» Task goal:
Identify the lines in the data below that contain "does" and give only how many there are.
• • •
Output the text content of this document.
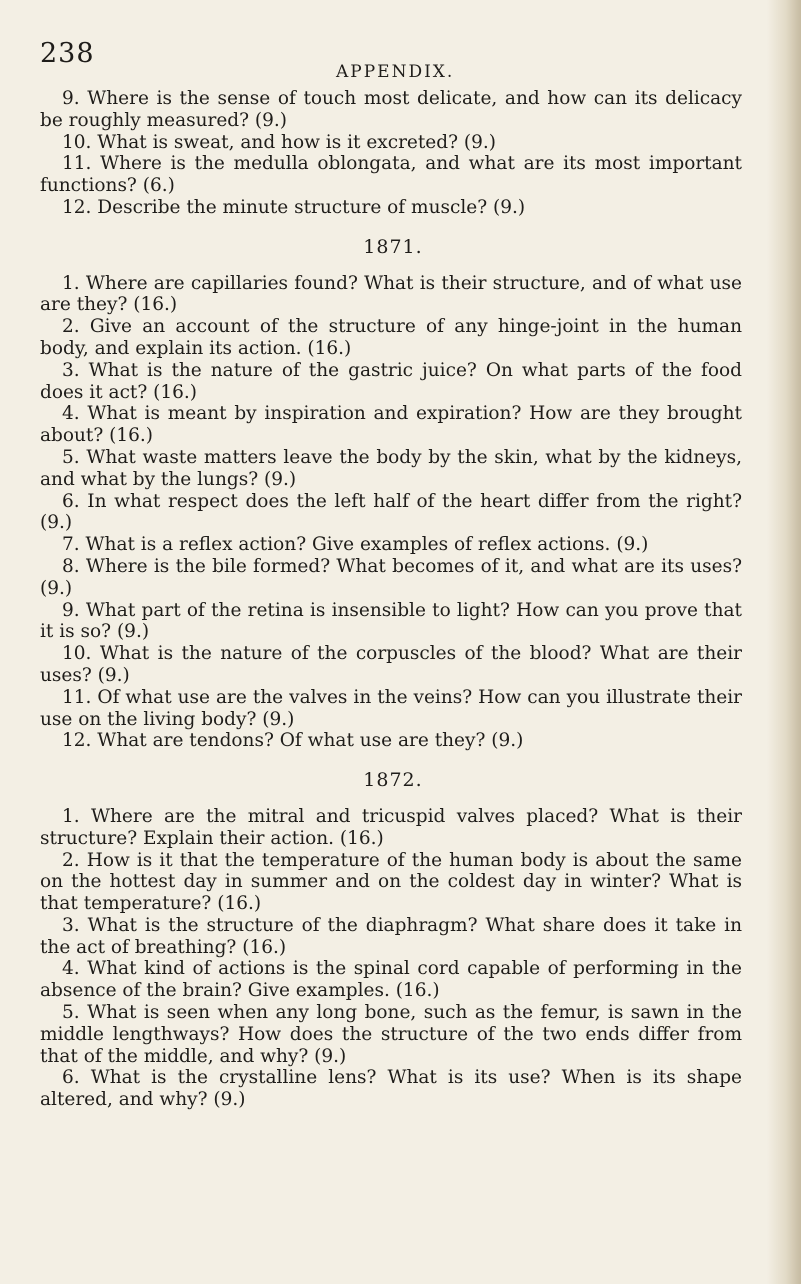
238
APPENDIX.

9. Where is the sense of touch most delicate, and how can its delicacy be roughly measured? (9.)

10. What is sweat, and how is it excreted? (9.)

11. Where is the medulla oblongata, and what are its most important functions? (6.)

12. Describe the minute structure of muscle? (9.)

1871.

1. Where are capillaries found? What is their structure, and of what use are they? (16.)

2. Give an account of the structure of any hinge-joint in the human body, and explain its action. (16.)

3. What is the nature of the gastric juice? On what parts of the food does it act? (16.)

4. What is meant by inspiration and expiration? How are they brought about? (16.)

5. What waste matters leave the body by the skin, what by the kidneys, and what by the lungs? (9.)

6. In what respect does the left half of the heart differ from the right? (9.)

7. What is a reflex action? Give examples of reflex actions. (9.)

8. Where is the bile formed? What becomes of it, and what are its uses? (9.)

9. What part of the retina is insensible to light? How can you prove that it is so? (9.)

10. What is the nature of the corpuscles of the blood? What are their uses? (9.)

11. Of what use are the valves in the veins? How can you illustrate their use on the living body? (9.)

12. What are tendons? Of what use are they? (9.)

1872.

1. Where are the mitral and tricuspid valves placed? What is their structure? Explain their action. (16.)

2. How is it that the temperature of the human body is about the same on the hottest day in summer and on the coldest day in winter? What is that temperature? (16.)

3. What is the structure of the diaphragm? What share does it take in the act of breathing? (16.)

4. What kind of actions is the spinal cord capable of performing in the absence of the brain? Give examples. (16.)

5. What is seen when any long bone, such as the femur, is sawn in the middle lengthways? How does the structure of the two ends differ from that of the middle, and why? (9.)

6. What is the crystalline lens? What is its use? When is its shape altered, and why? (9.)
• • •
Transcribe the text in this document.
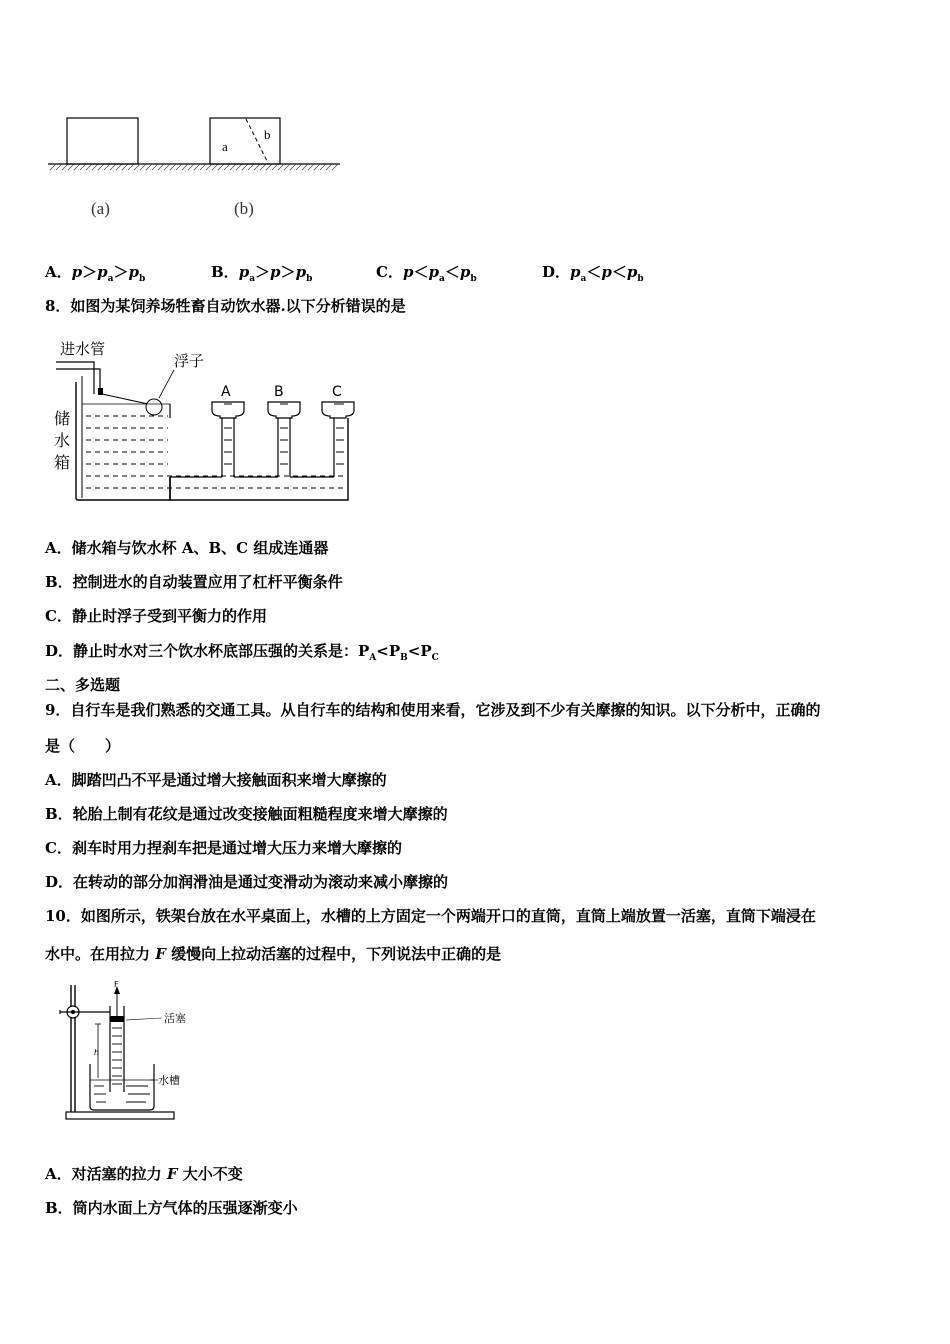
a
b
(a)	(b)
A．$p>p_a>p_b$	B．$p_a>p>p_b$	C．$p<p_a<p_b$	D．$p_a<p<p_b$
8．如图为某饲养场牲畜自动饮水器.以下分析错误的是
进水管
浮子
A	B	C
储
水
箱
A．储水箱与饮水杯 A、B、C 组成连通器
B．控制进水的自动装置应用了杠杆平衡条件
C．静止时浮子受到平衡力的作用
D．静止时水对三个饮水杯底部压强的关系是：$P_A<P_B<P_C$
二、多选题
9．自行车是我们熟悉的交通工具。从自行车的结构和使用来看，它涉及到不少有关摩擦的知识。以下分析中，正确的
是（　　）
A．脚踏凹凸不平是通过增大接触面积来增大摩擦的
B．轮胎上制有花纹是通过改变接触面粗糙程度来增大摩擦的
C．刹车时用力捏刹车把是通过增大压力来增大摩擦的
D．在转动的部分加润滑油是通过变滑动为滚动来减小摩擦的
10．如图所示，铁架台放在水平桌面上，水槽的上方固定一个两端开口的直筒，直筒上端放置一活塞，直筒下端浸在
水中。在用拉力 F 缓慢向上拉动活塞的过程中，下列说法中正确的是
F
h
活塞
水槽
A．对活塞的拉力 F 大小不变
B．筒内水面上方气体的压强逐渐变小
• • •
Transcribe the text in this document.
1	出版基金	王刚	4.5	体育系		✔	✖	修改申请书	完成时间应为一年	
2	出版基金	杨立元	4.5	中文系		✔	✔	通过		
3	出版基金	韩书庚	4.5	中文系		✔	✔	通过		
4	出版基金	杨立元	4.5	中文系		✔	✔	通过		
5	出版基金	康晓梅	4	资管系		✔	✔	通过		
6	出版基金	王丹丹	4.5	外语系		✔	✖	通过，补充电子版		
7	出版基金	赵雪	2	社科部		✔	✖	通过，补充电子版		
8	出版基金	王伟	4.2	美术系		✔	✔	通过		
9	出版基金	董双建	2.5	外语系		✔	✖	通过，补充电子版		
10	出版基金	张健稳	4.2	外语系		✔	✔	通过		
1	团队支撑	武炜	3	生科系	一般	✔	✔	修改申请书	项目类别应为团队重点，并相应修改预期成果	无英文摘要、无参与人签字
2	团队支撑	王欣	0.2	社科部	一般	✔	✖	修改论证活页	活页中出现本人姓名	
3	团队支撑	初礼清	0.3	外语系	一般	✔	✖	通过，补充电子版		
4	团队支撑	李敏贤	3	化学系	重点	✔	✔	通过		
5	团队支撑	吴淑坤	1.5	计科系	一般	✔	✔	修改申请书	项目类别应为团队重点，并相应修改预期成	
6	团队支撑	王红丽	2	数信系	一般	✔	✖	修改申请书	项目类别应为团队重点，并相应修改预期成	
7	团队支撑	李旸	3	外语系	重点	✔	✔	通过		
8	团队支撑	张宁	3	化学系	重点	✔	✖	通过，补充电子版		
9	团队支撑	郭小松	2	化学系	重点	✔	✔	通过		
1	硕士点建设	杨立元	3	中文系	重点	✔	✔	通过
• • •
» The completed task:
4